* [What needs to be done]:
Copy every entry exactly.

Begin The input

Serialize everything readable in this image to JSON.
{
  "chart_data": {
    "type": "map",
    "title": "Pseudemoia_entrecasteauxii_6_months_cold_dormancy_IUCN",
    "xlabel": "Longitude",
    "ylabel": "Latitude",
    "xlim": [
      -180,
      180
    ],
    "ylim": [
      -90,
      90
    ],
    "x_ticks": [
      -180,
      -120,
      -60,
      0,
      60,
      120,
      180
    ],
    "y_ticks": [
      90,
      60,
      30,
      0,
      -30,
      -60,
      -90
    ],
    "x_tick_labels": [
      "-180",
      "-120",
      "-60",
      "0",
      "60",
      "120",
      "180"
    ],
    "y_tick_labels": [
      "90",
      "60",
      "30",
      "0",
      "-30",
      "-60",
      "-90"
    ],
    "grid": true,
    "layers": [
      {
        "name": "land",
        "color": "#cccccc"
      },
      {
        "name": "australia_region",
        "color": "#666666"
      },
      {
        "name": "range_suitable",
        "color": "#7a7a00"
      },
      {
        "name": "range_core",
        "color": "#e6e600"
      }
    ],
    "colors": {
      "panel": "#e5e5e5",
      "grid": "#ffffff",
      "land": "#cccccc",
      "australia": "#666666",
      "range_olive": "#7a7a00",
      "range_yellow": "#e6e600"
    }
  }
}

End The input

* [Answer to this problem]:
Serialize everything readable in this image to JSON.
{
  "chart_data": {
    "type": "map",
    "title": "Pseudemoia_entrecasteauxii_6_months_cold_dormancy_IUCN",
    "xlabel": "Longitude",
    "ylabel": "Latitude",
    "xlim": [
      -180,
      180
    ],
    "ylim": [
      -90,
      90
    ],
    "x_ticks": [
      -180,
      -120,
      -60,
      0,
      60,
      120,
      180
    ],
    "y_ticks": [
      90,
      60,
      30,
      0,
      -30,
      -60,
      -90
    ],
    "x_tick_labels": [
      "-180",
      "-120",
      "-60",
      "0",
      "60",
      "120",
      "180"
    ],
    "y_tick_labels": [
      "90",
      "60",
      "30",
      "0",
      "-30",
      "-60",
      "-90"
    ],
    "grid": true,
    "layers": [
      {
        "name": "land",
        "color": "#cccccc"
      },
      {
        "name": "australia_region",
        "color": "#666666"
      },
      {
        "name": "range_suitable",
        "color": "#7a7a00"
      },
      {
        "name": "range_core",
        "color": "#e6e600"
      }
    ],
    "colors": {
      "panel": "#e5e5e5",
      "grid": "#ffffff",
      "land": "#cccccc",
      "australia": "#666666",
      "range_olive": "#7a7a00",
      "range_yellow": "#e6e600"
    }
  }
}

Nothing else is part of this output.